== The input ==

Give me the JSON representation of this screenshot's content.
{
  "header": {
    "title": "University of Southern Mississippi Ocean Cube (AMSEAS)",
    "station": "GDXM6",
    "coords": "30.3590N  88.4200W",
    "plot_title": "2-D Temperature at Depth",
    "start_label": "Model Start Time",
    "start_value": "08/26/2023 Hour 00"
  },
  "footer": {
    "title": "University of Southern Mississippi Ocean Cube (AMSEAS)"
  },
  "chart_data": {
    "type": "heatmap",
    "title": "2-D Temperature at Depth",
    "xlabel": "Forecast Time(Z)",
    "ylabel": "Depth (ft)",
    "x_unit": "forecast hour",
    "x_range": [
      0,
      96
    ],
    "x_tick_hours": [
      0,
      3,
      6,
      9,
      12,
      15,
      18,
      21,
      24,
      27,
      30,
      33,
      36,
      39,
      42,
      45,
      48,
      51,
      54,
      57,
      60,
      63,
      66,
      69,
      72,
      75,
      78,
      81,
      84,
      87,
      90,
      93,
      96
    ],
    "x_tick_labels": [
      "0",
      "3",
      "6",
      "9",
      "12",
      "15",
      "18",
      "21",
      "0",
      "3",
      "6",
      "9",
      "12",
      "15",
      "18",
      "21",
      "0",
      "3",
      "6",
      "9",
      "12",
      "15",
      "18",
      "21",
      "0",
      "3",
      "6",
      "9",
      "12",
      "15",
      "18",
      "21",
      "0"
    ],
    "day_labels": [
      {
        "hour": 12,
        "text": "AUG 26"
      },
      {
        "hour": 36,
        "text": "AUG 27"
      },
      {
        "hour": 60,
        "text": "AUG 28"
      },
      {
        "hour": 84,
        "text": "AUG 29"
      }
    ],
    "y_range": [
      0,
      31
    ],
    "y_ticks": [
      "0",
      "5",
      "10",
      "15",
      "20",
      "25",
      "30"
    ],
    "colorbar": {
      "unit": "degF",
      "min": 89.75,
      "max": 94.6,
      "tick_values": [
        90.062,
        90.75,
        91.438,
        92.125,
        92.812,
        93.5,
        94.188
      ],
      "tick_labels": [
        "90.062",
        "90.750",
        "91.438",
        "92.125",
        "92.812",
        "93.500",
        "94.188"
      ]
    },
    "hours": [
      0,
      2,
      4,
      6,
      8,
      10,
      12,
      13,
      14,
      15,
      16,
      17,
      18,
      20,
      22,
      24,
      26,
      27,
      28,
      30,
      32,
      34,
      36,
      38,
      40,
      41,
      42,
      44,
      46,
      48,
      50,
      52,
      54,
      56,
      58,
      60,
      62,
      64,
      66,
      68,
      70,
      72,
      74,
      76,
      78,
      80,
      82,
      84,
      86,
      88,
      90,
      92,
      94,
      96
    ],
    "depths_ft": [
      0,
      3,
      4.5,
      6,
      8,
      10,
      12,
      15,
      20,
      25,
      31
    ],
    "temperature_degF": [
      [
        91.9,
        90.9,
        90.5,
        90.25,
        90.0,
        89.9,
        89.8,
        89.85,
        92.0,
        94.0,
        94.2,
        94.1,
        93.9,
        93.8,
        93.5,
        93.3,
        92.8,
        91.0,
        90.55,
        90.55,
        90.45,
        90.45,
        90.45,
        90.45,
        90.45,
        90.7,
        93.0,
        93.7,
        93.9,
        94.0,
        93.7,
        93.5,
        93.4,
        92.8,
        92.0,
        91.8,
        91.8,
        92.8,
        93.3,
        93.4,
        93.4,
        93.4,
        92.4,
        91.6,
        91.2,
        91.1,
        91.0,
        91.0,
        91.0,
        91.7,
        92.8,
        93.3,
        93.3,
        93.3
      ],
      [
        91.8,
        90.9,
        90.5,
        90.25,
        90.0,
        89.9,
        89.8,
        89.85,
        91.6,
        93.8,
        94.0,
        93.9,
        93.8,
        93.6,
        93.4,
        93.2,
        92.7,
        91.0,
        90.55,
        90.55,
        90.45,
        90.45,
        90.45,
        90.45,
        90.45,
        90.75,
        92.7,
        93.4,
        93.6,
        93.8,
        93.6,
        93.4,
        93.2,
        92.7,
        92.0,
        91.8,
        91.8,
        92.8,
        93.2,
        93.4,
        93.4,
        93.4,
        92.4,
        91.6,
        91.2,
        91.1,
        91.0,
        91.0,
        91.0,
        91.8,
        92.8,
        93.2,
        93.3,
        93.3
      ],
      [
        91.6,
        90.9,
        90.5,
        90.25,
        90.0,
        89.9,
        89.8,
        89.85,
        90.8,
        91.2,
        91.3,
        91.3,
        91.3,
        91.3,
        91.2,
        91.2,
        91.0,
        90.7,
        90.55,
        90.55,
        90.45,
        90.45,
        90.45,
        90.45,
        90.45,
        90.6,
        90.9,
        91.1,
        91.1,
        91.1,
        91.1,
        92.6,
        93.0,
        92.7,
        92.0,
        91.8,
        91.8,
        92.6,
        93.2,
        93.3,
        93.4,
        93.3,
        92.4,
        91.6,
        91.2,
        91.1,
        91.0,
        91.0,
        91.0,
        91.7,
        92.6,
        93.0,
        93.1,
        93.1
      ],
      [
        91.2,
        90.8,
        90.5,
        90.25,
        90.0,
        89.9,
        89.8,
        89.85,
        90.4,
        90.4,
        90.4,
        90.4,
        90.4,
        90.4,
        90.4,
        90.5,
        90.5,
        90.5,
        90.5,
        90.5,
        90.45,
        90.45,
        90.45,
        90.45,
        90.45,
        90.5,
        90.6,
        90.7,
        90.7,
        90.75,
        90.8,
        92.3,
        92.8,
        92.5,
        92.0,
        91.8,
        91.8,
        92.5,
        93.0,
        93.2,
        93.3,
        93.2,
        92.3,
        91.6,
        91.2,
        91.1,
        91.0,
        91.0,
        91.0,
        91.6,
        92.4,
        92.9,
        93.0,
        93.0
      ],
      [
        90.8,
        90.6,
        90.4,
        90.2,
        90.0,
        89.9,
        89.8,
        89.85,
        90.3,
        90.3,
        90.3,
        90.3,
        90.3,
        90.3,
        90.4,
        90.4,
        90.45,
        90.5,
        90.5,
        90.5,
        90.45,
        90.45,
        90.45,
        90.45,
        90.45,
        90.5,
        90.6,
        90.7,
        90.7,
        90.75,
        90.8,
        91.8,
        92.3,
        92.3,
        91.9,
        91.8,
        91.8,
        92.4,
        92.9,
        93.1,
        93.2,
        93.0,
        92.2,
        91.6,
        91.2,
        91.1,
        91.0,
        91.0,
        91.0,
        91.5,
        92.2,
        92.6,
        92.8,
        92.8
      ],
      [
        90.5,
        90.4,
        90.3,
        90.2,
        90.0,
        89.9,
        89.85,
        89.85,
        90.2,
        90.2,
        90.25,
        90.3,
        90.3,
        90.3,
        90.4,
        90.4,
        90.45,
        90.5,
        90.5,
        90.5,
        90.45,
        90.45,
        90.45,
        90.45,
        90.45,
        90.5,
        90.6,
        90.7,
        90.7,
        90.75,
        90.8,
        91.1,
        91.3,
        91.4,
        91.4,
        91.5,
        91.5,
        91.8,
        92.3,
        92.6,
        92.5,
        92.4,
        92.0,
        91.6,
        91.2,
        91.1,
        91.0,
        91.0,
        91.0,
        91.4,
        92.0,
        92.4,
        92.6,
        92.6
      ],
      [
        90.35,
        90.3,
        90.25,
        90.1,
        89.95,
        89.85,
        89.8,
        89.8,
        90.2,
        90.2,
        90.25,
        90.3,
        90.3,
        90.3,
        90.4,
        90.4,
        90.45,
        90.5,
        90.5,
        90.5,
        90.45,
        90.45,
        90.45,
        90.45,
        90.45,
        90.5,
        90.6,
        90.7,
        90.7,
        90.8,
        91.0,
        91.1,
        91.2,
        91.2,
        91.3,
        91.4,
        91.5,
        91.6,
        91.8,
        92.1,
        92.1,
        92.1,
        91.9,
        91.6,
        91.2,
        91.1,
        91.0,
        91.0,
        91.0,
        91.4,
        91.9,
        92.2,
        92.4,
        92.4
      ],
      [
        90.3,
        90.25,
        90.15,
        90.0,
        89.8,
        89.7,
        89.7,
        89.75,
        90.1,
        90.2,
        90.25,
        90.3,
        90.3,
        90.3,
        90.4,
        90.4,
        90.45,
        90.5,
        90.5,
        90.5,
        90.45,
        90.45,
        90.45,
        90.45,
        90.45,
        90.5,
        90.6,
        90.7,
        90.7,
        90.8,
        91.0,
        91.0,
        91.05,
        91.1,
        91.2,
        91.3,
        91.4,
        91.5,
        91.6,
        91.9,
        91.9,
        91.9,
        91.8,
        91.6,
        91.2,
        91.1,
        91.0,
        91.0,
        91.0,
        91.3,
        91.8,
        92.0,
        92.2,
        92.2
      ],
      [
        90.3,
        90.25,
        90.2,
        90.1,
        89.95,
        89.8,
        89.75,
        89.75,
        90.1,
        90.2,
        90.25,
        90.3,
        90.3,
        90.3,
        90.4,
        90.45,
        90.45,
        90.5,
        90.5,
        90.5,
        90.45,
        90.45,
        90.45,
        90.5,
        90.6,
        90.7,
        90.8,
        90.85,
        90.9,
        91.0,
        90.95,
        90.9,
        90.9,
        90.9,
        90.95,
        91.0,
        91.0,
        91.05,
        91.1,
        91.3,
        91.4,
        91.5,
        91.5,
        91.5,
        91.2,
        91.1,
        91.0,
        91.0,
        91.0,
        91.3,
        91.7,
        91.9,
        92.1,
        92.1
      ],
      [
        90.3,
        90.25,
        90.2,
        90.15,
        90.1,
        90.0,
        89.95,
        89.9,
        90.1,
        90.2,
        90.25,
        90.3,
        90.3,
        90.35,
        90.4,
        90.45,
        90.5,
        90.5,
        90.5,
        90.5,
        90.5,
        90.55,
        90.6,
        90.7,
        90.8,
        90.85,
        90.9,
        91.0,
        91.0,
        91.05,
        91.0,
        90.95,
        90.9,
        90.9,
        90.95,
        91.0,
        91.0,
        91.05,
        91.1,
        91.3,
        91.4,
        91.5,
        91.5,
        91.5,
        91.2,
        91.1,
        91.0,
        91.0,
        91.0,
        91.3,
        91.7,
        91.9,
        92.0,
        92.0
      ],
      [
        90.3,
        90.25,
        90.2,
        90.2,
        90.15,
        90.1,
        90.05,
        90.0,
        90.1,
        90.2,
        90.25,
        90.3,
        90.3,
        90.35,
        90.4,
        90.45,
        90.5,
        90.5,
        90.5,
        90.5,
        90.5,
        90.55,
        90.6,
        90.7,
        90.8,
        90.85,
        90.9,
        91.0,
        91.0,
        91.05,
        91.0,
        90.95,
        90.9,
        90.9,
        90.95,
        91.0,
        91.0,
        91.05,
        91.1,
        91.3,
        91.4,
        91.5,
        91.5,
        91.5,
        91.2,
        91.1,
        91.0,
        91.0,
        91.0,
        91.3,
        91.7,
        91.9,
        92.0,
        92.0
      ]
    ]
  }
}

===

== The task ==
Select every line of the material above holding the word "AMSEAS" and copy it.

== Written response ==
    "title": "University of Southern Mississippi Ocean Cube (AMSEAS)",
    "title": "University of Southern Mississippi Ocean Cube (AMSEAS)"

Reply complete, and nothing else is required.